# How to "band" this?



## Individual (Nov 6, 2013)

I would prefer tubes, but bands would be okay.
Mainly for plinking.

Its a VERY small fork, So therefore drilling a hole may cause it to be weak.


----------



## Malleus (Jul 25, 2013)

You may have to file a notch, then you should easily be able to fix gypsy tabs on to the forks and run your tubes through them.

You might be able to tie tabs on without adding a notch, itś hard to tell from the pics.


----------



## Individual (Nov 6, 2013)

Malleus said:


> You may have to file a notch, then you should easily be able to fix gypsy tabs on to the forks and run your tubes through them.
> 
> You might be able to tie tabs on without adding a notch, itś hard to tell from the pics.


This is gunna sound AWFUL.

But what and how do i make Gypsy Tabs?


----------



## phil (Dec 6, 2012)

Hi the tabs are two strips of leather with holes in you tie them to the folks this is a slingshot I made when I was 11 years old you can see the leather tabs I have bolted mine on but you can tie yours on with string


----------



## Individual (Nov 6, 2013)

phil said:


> Hi the tabs are two strips of leather with holes in you tie them to the folks this is a slingshot I made when I was 11 years old you can see the leather tabs I have bolted mine on but you can tie yours on with string


How do i then band it?
Like the clamp on method?


----------



## phil (Dec 6, 2012)

you put the band through the holes in the end of the leather and tie them on


----------



## phil (Dec 6, 2012)

put the bands or tube through the holes in the leather and tie them on


----------



## Malleus (Jul 25, 2013)

You don have to use leather, you could use strong string to make the loops.#

Type ¨gypsy tabs¨¨ into the search function and you will find plenty of info.


----------

RECORDS SHOWN —
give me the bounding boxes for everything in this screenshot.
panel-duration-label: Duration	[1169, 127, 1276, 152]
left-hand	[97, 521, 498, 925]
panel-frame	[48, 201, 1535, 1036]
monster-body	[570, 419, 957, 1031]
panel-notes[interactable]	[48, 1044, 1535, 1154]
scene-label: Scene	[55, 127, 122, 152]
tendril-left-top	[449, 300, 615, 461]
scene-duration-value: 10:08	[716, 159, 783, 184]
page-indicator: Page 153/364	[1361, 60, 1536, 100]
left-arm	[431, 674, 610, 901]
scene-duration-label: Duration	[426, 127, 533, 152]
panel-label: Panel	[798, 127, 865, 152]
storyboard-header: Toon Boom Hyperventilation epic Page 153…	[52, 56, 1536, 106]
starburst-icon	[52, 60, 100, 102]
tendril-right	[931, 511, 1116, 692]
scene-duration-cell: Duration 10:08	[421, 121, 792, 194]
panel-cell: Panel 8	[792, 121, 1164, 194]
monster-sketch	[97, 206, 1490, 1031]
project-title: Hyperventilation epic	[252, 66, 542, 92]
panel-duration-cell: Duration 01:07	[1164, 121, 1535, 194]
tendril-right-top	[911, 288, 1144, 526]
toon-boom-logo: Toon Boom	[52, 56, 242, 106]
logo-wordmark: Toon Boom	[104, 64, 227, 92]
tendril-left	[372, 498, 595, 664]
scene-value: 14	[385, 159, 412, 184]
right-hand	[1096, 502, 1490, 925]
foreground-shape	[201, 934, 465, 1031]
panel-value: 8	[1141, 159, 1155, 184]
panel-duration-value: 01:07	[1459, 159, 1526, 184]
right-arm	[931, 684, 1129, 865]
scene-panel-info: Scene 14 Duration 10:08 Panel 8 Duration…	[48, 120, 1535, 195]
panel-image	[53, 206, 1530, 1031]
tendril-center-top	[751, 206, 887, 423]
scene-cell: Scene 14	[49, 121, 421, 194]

SHORT TASK A — Name every user who posted in the slingshot banding thread.
SHORT TASK B — In the slingshot banding thread, how does phil describe gypsy tabs?
The data can be left aside here.

FULL RESPONSE A — Individual, Malleus, phil

FULL RESPONSE B — They are two strips of leather with holes in them.